>> start Source

# First cutout and odd behaviour



## tsmullins (Feb 17, 2011)

Over the weekend, my cousin and I did a cut out. Some bees had established a colony between floors, and were using a hole in an exterior wall as an entrance/exit. We did not use a bee vac, and the cutout seemed to go well. We strapped the brood comb in some frames, and put the frames in a nuc. There was quite a bit of brood comb, but not a lot of honey. 

Some of the bees, and probably the queen were clustered beyond reach. I explained to the home owner the bees would probably move to the brood combs very soon. 

We left the brood combs in the nuc overnight, and sometime the next day, the remaining bees moved to the nuc. I stopped by around 7:00 the next day, everything seemed great. The bees were using the nuc just fine. What I would consider normal activity. 

Returned around midnight and packed up the nuc. It was about a 10 minute drive home. The only time they made any noise was when I set the nuc on the hive stand. Normal buzz alarm. Then I put on an internal feeder.

>> end Source

_What to produce:_ Reproduce the passage of the beekeeping thread that opens with the words containing "# First cutout" and closes with "combs very soon.".

>> start Records supplied

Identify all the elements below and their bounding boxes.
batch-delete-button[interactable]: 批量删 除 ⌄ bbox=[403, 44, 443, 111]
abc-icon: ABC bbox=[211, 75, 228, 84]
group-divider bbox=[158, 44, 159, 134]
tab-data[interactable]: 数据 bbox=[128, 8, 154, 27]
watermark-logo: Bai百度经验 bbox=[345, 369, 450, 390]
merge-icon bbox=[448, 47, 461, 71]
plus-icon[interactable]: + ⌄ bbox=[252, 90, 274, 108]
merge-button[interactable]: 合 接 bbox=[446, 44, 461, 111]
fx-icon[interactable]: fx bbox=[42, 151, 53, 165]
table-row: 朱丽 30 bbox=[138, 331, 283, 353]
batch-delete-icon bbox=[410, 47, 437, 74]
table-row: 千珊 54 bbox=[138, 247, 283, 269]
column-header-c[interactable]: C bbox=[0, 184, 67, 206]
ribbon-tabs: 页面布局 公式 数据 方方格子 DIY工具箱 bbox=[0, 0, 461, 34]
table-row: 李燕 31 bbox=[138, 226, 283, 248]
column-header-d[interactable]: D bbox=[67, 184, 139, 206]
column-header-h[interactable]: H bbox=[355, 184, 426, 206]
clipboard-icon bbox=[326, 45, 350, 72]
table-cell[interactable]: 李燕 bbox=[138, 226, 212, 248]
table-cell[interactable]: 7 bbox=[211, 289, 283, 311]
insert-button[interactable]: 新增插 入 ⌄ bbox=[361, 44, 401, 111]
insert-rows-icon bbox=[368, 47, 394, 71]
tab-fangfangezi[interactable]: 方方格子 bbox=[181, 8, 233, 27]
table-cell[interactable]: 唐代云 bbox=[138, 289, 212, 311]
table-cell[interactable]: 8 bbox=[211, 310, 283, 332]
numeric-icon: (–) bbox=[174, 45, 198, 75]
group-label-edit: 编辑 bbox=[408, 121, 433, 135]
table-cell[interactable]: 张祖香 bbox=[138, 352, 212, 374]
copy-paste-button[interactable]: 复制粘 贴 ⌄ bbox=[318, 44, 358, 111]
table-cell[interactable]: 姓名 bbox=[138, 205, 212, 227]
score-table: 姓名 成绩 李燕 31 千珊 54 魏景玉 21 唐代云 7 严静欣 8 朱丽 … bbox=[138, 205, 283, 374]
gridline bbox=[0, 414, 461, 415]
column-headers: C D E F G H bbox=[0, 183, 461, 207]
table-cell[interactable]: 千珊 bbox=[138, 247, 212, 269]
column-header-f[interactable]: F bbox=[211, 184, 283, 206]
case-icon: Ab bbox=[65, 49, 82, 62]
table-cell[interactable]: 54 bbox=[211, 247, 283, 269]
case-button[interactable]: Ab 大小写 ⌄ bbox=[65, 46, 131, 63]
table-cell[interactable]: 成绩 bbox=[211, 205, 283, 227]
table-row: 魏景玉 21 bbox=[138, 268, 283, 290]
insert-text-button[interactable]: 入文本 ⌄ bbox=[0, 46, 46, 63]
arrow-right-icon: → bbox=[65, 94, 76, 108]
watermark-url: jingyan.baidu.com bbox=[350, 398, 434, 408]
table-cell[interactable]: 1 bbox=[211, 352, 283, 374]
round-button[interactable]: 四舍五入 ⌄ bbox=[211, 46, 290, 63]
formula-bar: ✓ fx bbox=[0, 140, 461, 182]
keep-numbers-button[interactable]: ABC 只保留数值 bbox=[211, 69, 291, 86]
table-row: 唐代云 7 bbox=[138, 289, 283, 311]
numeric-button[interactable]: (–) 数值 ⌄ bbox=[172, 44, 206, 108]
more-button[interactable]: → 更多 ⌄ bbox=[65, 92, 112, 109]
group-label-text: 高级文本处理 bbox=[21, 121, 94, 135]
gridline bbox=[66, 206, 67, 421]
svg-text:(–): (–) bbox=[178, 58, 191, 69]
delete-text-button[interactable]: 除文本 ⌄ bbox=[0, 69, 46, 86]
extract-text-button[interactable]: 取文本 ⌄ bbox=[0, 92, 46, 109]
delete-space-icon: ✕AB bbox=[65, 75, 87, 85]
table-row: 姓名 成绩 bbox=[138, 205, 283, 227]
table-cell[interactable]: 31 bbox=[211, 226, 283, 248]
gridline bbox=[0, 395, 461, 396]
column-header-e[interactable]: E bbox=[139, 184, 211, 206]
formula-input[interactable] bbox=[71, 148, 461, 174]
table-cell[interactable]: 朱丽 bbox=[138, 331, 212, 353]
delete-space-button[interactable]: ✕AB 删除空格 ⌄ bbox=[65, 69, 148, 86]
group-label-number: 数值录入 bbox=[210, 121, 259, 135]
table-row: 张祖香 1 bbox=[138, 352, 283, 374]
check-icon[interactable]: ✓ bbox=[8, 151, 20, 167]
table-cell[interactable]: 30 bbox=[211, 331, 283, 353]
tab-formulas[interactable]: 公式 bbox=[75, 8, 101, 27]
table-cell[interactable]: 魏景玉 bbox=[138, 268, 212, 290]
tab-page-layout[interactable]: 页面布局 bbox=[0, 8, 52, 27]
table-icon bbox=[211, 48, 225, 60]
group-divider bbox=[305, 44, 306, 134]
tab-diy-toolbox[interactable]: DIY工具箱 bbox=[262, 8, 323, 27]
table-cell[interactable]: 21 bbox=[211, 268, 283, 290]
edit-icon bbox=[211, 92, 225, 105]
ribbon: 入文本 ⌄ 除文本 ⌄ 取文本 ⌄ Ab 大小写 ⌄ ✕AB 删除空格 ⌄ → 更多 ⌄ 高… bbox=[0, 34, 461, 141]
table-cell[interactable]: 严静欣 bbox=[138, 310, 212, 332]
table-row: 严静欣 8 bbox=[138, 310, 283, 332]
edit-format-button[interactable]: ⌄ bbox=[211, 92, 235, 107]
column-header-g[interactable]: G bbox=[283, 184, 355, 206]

>> end Records supplied

_Reply:_
# First cutout and odd behaviour



## tsmullins (Feb 17, 2011)

Over the weekend, my cousin and I did a cut out. Some bees had established a colony between floors, and were using a hole in an exterior wall as an entrance/exit. We did not use a bee vac, and the cutout seemed to go well. We strapped the brood comb in some frames, and put the frames in a nuc. There was quite a bit of brood comb, but not a lot of honey. 

Some of the bees, and probably the queen were clustered beyond reach. I explained to the home owner the bees would probably move to the brood combs very soon.